» Goal: Among the lines listed below, count those that include the string "your", and state only the count.

» Working data:

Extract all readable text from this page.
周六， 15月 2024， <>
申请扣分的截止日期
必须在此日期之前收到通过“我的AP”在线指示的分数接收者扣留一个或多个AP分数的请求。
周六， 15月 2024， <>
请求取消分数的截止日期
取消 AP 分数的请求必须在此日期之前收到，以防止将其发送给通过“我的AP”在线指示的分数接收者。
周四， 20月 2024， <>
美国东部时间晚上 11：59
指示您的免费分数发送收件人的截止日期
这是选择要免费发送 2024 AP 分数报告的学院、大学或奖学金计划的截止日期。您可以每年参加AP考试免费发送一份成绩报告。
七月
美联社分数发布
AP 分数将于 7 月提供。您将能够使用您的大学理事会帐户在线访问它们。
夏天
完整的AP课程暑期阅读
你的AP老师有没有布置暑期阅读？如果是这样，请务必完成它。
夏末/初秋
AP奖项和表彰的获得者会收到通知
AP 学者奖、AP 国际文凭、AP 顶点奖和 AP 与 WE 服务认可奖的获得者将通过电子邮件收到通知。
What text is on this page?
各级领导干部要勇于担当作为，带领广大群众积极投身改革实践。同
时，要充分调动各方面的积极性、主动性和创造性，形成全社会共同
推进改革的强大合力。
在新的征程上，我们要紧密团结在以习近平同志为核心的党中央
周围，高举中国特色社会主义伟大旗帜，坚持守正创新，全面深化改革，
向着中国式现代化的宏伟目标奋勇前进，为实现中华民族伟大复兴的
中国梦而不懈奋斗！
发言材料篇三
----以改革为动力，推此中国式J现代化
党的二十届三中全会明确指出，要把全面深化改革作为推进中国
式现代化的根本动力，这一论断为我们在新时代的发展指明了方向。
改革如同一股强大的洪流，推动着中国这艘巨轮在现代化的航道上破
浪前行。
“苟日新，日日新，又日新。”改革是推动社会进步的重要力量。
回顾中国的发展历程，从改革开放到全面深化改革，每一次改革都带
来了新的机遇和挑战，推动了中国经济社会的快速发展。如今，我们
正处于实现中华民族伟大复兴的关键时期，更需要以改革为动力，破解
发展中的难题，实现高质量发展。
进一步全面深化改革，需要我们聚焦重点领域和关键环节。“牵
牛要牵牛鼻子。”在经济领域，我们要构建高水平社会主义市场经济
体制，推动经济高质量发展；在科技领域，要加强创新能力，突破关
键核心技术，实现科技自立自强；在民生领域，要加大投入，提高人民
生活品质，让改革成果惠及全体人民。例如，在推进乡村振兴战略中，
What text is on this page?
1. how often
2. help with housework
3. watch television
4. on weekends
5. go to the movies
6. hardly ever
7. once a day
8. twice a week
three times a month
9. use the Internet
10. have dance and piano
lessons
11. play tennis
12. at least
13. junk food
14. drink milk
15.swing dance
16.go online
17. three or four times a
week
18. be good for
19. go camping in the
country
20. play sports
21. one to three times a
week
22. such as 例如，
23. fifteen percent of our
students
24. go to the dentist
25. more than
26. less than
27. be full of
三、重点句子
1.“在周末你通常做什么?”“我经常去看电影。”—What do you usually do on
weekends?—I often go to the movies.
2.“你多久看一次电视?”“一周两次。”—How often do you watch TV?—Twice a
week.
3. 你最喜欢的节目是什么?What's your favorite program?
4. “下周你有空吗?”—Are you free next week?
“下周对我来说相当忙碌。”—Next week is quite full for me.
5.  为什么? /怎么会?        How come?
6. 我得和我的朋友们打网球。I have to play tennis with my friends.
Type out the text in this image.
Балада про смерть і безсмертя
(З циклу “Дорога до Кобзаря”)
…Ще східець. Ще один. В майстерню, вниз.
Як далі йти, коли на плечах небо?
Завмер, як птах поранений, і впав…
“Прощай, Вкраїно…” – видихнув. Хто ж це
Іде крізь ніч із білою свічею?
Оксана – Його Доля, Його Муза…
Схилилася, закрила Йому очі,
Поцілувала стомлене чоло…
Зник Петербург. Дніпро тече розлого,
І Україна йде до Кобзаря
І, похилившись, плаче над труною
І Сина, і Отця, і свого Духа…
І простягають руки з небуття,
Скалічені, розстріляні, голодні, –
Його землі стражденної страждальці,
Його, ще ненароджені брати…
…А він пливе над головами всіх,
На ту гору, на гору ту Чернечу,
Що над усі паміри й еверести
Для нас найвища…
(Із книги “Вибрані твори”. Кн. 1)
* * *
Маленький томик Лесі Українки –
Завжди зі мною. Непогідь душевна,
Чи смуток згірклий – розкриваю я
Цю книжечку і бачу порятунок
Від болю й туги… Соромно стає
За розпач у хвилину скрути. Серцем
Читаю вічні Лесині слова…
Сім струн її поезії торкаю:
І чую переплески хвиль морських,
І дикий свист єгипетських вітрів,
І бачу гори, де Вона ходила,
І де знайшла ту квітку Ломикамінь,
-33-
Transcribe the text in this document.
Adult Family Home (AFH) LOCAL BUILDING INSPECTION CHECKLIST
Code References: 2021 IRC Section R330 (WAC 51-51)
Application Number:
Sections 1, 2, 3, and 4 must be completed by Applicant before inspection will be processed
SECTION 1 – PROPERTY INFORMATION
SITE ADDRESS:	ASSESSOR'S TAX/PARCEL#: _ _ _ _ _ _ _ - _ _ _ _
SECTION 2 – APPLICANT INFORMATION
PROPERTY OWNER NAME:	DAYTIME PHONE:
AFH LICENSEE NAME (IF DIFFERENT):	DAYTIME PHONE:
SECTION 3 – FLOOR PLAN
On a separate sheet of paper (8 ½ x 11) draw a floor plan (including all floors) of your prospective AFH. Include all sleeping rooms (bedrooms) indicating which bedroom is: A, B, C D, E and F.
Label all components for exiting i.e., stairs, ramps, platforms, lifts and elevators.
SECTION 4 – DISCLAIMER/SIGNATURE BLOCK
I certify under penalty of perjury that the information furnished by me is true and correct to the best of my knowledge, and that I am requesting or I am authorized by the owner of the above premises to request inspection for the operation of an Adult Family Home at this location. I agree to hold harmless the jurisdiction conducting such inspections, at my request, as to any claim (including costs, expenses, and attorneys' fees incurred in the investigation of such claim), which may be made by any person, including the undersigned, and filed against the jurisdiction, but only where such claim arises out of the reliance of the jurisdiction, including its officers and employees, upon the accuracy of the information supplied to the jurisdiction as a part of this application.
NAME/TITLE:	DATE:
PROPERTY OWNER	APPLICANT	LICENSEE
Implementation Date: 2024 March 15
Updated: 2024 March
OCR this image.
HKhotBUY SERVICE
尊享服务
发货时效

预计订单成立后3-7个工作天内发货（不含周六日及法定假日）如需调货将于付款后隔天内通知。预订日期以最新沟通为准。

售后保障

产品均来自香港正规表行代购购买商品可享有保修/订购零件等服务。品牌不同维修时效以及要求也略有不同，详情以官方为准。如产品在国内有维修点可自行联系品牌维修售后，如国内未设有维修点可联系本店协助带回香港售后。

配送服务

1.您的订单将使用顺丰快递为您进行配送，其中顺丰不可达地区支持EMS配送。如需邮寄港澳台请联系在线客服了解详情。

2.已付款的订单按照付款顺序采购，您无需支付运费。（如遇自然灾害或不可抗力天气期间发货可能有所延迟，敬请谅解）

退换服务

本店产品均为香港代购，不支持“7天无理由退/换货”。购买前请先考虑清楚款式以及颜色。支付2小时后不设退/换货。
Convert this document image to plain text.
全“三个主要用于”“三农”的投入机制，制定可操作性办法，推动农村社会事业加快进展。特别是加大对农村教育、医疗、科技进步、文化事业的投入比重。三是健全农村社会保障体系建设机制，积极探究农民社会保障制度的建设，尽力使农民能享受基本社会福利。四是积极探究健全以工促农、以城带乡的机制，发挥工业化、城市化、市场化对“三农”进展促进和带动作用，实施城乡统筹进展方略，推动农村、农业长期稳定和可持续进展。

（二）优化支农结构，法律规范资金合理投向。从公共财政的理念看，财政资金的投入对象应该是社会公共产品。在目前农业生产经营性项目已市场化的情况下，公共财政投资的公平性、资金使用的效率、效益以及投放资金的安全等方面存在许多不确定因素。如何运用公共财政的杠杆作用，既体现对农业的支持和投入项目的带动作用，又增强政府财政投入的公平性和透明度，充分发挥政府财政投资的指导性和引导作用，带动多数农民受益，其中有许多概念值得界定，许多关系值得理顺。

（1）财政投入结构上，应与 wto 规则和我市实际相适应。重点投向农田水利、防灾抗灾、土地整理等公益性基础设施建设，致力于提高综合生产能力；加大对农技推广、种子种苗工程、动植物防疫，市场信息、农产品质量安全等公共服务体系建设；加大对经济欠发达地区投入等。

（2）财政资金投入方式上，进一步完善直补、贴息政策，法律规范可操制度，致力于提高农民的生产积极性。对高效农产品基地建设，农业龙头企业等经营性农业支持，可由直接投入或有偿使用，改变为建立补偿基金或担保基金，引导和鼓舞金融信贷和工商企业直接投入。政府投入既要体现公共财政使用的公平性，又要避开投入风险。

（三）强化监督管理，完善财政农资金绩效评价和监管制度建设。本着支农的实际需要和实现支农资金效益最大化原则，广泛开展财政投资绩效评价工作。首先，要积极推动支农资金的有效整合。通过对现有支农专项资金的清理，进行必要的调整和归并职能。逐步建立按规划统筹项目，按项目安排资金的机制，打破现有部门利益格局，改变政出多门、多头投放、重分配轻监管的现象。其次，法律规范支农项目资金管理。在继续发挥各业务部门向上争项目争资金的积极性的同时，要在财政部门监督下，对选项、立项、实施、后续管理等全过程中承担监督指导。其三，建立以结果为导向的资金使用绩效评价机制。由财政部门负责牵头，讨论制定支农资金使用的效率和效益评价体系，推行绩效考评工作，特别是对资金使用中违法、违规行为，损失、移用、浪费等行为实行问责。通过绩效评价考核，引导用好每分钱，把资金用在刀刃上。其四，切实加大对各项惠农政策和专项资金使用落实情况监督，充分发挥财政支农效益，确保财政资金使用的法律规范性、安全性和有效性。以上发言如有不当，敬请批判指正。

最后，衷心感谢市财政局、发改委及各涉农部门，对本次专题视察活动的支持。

» Solution to this problem: 2